(Stored data)
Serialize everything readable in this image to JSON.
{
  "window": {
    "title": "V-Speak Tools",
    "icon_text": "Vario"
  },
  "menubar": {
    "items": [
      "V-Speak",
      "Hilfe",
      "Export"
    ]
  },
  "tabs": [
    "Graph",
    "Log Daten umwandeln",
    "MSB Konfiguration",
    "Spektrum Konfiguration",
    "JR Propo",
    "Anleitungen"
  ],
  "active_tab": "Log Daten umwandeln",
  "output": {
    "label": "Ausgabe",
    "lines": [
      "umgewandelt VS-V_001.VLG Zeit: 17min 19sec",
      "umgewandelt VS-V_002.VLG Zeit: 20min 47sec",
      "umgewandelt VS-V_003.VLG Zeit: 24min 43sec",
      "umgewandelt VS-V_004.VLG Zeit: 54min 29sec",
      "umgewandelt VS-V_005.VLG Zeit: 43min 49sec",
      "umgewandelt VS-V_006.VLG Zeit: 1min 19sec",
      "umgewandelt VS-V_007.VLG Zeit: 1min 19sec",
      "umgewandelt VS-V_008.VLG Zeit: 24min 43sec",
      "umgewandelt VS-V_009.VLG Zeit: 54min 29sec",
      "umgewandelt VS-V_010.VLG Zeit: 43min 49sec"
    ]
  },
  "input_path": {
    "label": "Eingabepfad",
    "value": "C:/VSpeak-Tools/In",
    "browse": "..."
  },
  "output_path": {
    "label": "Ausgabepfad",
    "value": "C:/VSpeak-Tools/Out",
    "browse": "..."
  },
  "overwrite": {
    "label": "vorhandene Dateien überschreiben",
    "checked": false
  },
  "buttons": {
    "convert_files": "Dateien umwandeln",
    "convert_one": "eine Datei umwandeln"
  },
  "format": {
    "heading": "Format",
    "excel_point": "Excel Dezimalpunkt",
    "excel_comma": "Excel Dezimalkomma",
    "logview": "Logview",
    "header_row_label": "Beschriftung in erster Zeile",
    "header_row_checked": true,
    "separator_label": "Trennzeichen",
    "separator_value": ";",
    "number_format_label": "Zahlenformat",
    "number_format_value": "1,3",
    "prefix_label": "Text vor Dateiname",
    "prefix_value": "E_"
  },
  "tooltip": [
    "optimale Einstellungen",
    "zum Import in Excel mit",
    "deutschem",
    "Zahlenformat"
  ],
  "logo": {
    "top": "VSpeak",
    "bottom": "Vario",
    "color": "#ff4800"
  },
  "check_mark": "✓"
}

==

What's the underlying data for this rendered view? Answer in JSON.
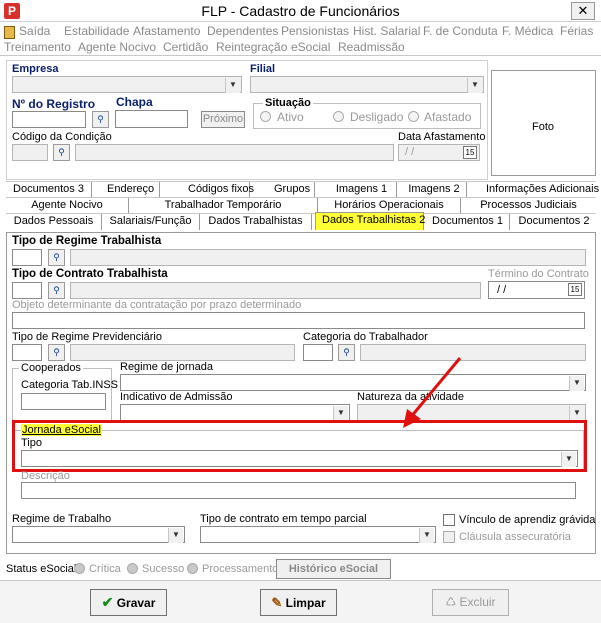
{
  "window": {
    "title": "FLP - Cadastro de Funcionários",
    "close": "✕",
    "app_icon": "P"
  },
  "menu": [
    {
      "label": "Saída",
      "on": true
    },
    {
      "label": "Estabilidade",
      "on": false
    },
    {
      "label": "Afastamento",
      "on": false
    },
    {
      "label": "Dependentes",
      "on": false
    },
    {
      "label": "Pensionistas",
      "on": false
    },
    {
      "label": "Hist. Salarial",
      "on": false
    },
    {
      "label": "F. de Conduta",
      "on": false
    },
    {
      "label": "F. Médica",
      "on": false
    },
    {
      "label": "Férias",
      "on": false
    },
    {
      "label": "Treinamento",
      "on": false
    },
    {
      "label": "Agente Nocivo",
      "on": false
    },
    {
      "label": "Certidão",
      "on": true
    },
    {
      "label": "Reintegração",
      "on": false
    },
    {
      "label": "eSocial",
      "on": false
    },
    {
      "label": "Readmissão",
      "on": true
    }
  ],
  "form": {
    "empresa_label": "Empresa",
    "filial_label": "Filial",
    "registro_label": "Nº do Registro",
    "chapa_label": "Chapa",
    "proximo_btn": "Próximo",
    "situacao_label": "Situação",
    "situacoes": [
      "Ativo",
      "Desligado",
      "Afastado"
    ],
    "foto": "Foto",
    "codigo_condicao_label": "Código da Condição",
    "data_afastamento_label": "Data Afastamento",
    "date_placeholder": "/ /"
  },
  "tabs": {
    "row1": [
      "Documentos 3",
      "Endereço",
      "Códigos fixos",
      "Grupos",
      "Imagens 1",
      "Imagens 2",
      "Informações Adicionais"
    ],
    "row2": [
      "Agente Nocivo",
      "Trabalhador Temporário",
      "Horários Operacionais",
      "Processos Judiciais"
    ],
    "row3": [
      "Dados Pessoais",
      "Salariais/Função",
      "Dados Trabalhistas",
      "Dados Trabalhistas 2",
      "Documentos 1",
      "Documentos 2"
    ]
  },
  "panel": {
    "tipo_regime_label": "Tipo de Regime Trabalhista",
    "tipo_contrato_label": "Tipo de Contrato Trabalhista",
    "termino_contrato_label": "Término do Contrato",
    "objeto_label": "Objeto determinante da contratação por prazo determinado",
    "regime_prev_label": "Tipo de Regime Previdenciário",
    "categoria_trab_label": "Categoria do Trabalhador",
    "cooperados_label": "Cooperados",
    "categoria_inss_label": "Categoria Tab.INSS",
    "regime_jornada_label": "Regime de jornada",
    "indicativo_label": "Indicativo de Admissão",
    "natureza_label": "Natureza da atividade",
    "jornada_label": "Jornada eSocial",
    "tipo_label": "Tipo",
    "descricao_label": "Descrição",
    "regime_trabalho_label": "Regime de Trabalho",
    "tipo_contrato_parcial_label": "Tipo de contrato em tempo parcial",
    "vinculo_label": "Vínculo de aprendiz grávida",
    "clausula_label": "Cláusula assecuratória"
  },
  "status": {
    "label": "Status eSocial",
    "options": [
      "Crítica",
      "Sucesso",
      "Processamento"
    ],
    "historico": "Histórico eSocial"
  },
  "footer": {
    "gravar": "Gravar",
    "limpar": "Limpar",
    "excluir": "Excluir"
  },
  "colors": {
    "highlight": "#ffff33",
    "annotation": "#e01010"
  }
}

§ **PROBLEM TO SOLVE**: Search the preceding listing for "Dados" and extract every line where it is found.

§ **RESPONSE BELOW**:
      "Dados Pessoais",
      "Dados Trabalhistas",
      "Dados Trabalhistas 2",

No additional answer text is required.